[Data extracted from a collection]
== == ==

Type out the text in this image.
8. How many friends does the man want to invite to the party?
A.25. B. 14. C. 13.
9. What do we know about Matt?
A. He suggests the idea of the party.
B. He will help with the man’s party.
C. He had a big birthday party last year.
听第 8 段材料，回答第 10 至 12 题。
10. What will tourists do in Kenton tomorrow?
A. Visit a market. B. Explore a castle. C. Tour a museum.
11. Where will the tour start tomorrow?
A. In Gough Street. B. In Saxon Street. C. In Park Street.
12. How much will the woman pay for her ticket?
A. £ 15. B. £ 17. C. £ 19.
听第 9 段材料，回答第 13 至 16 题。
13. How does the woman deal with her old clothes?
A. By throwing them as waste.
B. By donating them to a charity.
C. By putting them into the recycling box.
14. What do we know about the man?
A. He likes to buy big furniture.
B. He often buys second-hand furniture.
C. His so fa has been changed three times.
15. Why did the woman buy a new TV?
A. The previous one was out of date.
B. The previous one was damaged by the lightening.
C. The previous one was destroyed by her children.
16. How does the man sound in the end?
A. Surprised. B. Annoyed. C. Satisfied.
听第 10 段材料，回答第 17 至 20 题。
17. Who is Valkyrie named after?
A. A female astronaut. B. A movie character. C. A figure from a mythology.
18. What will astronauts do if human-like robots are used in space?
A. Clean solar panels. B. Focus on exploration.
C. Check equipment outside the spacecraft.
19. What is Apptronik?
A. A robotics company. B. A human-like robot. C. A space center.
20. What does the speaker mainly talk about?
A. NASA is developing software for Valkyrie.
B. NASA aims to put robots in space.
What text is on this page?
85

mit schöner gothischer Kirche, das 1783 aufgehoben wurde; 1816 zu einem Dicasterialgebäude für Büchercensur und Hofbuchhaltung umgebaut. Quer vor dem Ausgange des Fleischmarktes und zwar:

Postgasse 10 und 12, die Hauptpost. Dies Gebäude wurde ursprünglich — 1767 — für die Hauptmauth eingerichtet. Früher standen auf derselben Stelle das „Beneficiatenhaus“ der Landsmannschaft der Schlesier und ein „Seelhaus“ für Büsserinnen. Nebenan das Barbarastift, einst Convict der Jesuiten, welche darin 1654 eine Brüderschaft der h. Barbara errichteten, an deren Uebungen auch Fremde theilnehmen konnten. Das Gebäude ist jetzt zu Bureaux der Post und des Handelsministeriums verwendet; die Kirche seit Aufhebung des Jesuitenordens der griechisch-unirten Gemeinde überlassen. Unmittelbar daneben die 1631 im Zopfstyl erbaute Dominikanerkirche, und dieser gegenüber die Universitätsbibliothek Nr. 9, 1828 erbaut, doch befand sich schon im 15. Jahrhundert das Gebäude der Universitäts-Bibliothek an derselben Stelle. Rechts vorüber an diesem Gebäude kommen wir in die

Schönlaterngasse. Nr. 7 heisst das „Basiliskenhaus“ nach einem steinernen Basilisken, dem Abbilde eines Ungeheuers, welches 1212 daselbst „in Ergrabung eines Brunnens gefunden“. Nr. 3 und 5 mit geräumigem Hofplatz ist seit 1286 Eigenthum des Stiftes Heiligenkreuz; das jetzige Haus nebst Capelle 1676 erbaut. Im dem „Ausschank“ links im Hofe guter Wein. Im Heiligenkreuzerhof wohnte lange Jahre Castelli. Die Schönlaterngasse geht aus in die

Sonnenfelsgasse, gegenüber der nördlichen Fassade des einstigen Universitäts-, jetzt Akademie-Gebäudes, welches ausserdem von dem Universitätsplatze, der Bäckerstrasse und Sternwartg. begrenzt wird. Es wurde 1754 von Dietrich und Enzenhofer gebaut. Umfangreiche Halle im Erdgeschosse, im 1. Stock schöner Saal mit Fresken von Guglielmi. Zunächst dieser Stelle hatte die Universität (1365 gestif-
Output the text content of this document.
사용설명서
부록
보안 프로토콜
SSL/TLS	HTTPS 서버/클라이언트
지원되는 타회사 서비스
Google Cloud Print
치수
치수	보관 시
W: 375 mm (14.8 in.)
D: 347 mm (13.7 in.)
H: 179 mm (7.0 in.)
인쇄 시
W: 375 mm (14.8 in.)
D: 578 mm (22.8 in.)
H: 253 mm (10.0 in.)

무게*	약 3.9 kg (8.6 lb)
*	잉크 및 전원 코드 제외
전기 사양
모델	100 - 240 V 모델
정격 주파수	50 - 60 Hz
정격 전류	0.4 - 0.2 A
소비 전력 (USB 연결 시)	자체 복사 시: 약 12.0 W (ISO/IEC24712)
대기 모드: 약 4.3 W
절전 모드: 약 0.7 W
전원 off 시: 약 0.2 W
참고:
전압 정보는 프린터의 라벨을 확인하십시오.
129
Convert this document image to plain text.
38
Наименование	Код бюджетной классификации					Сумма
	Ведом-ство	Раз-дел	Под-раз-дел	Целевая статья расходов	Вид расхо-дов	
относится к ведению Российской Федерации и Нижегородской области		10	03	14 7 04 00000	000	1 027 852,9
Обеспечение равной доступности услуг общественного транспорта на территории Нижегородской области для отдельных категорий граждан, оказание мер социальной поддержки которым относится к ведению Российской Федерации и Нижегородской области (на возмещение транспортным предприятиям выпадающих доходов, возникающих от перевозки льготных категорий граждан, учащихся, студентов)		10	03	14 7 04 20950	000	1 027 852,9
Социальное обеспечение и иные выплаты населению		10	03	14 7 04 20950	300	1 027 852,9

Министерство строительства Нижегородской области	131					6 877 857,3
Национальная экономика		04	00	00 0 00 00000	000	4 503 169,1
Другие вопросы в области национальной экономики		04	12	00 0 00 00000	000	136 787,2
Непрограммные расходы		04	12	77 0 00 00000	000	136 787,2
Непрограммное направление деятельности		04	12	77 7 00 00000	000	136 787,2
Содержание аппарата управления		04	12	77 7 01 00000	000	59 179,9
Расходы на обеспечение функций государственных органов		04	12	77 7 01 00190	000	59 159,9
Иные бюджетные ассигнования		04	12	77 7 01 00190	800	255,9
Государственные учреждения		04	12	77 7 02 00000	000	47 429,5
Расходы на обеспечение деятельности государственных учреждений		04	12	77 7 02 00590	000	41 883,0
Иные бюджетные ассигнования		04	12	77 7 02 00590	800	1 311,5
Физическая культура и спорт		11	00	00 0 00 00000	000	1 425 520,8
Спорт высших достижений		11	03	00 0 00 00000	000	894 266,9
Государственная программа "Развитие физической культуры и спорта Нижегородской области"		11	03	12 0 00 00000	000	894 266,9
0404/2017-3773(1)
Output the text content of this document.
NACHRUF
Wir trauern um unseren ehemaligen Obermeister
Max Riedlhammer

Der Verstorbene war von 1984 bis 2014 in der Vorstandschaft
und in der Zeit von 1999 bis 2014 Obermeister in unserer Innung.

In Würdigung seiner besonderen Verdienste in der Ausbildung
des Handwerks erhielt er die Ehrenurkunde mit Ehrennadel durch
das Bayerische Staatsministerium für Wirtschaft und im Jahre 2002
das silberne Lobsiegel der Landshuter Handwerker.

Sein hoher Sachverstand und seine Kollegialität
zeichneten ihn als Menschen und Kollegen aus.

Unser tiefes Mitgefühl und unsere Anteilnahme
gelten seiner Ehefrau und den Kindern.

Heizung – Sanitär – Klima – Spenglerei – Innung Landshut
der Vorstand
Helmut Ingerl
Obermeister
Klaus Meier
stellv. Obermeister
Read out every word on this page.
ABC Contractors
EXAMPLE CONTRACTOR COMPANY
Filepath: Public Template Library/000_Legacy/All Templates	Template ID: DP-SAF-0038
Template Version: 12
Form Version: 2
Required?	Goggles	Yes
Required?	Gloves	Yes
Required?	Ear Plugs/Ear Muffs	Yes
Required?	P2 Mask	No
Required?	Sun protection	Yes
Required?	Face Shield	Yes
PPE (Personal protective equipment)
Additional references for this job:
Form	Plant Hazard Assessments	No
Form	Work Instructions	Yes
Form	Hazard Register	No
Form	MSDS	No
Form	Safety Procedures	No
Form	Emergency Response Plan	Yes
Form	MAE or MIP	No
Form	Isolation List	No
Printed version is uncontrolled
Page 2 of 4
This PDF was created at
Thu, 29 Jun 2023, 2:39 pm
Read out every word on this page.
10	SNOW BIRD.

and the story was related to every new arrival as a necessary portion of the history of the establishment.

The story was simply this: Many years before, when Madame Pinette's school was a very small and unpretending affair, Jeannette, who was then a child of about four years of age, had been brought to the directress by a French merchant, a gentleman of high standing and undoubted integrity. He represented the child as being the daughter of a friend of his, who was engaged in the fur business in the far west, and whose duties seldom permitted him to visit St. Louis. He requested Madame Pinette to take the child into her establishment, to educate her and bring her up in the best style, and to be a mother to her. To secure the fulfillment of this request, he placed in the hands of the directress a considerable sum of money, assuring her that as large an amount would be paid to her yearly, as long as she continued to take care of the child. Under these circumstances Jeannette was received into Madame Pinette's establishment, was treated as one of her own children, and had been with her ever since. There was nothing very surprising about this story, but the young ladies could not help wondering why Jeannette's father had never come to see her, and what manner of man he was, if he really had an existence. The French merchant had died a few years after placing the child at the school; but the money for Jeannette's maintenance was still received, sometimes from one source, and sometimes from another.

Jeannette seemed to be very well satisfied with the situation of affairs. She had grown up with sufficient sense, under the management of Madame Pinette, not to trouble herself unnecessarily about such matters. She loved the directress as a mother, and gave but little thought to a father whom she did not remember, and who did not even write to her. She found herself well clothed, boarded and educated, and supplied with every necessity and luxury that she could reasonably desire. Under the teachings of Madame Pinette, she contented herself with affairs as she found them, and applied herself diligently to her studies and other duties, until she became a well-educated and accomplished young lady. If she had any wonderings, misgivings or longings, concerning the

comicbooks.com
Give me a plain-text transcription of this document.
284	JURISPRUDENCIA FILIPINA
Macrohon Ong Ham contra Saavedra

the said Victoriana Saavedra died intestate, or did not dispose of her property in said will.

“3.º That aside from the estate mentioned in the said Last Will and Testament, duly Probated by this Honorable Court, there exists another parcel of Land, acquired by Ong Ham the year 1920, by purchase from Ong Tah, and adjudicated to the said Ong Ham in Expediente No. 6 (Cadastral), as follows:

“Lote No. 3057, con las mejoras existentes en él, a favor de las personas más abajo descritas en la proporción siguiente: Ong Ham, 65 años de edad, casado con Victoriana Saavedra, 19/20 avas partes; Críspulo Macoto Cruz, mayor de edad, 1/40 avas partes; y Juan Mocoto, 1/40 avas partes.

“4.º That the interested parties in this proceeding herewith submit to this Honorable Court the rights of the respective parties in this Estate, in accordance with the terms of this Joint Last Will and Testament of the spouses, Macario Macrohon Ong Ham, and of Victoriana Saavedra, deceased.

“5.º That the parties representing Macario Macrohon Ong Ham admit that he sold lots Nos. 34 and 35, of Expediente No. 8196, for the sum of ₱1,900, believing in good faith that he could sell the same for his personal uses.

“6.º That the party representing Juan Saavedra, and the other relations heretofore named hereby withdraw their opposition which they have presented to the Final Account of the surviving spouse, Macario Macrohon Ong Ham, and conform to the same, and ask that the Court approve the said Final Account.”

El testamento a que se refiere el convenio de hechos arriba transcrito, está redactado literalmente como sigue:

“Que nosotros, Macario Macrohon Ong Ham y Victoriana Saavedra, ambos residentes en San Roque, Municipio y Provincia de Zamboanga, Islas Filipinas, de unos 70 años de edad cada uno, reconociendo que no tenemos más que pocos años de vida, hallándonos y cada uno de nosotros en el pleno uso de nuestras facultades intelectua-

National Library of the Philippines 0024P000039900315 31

== == ==

Exercise description :: Show all lines in the entries above where the word "said" appears.

Written reply ::
the said Victoriana Saavedra died intestate, or did not dispose of her property in said will.
“3.º That aside from the estate mentioned in the said Last Will and Testament, duly Probated by this Honorable Court, there exists another parcel of Land, acquired by Ong Ham the year 1920, by purchase from Ong Tah, and adjudicated to the said Ong Ham in Expediente No. 6 (Cadastral), as follows:
“6.º That the party representing Juan Saavedra, and the other relations heretofore named hereby withdraw their opposition which they have presented to the Final Account of the surviving spouse, Macario Macrohon Ong Ham, and conform to the same, and ask that the Court approve the said Final Account.”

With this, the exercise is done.